→ Instrucciones:
1. Explica, con lo que dice el texto del ejercicio, por qué Levinas propone mirar el rostro del otro desde la bondad y no desde la cuestión del ser.
2. Según el texto del ejercicio, ¿a qué prestaba Freud especial atención?

→ Texto del ejercicio:

+++

Freud prestaba especial atención a la ilusión y al tremendo daño que puede provocar. Pero aterricemos esa ilusión de un modo distinto: el autoengaño. «Estoy bien», «no tengo nada», «me la estoy pasando genial», muchas veces son las máscaras que usamos para ocultar las cicatrices del corazón. ¡Qué carga tan tremenda! Aparentar algo que no es supone un ejercicio desgastante y tortuoso. Sí, la sociedad se ha vuelto muy exigente en ese punto, pero es algo que daña, que lastima, que incluso nos desmotiva y nos hace perder contacto con nuestra propia humanidad.

Mirar el rostro

Grosso modo, Levinas explica que hay que mirar el rostro del otro, no desde la cuestión del ser, sino desde la bondad. Esto nos permite ver en el otro a nosotros mismos, entendiendo que el otro también es lo que estamos proyectando. Podríamos decir «veo lo que quiero ver», y eso es justamente definir a partir de nuestros prejuicios sin entender que no se puede definir algo que está en constante cambio.

+++

→ Elementos del conjunto de datos:
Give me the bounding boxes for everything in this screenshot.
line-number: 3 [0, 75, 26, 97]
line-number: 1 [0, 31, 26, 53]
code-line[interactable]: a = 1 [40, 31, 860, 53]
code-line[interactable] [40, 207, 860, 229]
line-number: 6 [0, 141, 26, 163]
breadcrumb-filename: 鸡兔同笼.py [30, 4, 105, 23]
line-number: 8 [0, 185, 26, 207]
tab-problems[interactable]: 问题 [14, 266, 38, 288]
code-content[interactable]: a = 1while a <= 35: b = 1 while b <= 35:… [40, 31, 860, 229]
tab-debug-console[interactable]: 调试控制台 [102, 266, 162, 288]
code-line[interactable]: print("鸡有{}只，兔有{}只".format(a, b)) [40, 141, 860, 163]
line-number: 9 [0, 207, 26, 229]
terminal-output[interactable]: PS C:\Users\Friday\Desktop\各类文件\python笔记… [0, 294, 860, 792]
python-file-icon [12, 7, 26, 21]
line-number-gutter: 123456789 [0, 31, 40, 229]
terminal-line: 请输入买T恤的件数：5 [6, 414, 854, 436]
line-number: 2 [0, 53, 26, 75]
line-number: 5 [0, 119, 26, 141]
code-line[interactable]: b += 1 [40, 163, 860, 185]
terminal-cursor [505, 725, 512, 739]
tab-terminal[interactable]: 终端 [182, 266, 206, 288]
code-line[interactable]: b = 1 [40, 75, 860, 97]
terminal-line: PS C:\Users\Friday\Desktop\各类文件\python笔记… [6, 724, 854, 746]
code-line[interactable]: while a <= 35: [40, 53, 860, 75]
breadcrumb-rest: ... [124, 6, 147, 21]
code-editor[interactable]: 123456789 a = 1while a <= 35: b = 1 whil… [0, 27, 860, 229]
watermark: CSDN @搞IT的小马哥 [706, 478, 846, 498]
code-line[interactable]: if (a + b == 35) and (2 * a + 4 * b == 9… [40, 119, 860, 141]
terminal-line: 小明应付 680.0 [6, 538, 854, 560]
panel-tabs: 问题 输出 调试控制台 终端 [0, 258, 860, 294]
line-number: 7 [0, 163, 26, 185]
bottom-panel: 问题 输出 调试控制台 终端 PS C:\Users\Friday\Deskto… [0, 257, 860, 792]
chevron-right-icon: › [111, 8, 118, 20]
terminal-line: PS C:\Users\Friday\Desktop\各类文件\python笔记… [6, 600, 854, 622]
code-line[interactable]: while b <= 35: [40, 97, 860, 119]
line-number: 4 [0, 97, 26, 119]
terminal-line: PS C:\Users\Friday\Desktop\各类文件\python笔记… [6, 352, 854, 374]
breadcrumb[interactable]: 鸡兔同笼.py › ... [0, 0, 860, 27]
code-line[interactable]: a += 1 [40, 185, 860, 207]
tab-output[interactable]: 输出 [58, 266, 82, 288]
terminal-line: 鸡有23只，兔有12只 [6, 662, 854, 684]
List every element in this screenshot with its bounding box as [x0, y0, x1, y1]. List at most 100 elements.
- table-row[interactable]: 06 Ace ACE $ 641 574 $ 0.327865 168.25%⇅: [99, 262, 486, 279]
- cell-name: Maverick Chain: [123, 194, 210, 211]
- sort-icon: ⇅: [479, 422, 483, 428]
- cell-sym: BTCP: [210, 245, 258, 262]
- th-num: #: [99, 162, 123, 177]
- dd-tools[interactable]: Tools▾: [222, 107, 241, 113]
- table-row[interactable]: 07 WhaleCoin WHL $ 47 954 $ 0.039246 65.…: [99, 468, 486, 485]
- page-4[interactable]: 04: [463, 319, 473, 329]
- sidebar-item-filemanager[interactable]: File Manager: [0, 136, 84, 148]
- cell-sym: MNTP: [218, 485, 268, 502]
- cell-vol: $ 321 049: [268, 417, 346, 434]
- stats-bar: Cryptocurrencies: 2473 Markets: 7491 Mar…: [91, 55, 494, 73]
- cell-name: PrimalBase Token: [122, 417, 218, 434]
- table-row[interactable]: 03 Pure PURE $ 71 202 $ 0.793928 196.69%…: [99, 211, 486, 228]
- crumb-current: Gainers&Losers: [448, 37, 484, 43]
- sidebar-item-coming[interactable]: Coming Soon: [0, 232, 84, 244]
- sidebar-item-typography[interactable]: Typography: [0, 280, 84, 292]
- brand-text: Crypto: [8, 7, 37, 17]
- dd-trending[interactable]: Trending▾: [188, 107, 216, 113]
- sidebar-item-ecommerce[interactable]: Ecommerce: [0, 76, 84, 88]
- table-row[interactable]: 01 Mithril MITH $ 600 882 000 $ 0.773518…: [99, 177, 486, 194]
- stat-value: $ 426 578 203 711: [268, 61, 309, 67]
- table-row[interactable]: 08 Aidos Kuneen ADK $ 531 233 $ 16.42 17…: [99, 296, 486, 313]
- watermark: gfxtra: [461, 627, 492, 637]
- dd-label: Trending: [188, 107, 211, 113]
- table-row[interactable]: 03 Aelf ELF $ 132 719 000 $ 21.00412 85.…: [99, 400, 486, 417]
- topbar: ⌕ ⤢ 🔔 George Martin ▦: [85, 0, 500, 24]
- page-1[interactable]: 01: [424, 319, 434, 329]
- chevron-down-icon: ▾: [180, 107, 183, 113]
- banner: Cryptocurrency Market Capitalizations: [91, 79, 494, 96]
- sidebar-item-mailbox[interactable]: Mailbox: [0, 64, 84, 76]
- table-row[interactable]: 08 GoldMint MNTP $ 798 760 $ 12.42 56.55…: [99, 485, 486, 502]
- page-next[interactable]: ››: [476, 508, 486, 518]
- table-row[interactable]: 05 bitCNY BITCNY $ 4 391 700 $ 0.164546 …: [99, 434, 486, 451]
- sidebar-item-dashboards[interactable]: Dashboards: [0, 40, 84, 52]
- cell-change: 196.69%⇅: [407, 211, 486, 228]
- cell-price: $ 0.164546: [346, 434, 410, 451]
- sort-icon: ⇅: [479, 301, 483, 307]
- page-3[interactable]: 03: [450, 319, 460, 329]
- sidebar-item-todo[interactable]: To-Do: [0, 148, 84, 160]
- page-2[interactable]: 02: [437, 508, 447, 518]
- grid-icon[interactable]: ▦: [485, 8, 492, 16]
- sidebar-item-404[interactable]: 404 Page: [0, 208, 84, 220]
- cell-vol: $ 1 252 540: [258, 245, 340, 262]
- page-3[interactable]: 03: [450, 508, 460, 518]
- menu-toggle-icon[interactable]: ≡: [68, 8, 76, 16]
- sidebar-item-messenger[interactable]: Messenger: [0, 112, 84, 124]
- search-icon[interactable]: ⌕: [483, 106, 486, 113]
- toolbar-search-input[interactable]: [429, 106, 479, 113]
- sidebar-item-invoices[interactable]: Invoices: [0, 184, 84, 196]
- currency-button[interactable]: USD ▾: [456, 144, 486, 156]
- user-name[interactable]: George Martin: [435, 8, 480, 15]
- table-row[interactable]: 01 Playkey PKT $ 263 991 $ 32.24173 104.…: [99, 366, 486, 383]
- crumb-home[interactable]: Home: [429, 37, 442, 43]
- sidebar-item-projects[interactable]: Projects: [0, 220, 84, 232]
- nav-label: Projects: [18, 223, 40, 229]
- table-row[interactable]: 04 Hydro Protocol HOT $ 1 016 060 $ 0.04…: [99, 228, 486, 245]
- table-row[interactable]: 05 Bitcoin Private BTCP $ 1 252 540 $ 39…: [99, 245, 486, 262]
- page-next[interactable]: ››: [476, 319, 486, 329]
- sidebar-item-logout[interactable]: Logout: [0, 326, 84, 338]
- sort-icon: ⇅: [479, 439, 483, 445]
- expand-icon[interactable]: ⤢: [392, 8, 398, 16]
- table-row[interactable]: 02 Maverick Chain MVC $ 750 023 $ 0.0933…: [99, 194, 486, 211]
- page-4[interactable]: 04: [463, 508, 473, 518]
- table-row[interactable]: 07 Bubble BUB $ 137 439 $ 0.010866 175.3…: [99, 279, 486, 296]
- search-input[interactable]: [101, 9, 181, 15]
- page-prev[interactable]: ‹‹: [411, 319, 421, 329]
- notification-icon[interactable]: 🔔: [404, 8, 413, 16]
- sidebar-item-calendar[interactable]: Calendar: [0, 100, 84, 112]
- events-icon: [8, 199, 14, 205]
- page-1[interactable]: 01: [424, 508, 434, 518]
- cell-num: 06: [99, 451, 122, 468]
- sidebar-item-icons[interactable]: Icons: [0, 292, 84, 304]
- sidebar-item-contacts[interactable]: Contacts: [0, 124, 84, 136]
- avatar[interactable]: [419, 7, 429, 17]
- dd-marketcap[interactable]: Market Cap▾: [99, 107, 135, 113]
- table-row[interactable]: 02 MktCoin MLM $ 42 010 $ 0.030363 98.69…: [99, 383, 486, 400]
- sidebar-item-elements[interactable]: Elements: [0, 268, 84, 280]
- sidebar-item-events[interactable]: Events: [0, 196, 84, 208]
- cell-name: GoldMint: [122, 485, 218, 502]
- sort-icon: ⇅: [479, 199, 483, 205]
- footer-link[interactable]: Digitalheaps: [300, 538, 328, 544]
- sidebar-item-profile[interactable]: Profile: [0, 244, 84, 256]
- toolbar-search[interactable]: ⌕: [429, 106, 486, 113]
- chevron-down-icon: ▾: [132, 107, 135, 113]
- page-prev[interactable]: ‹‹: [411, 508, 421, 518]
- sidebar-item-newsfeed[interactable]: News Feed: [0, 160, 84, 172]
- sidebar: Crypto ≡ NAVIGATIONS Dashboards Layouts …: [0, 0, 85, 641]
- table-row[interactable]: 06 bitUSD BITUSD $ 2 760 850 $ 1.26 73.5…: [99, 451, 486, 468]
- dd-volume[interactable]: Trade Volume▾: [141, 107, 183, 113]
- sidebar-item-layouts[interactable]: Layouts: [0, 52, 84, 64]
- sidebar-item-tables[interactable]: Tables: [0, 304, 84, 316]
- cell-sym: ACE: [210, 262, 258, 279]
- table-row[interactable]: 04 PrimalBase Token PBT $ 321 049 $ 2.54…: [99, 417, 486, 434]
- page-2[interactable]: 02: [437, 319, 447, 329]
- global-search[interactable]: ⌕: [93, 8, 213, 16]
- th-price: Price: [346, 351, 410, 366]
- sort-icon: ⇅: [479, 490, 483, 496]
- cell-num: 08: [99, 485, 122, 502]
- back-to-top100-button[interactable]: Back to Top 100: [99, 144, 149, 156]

+++

→ Respuestas de ejercicios:
1. Mirarlo desde la bondad nos permite ver en el otro a nosotros mismos. Así entendemos que el otro también es lo que estamos proyectando.

2. A la ilusión y al tremendo daño que puede provocar.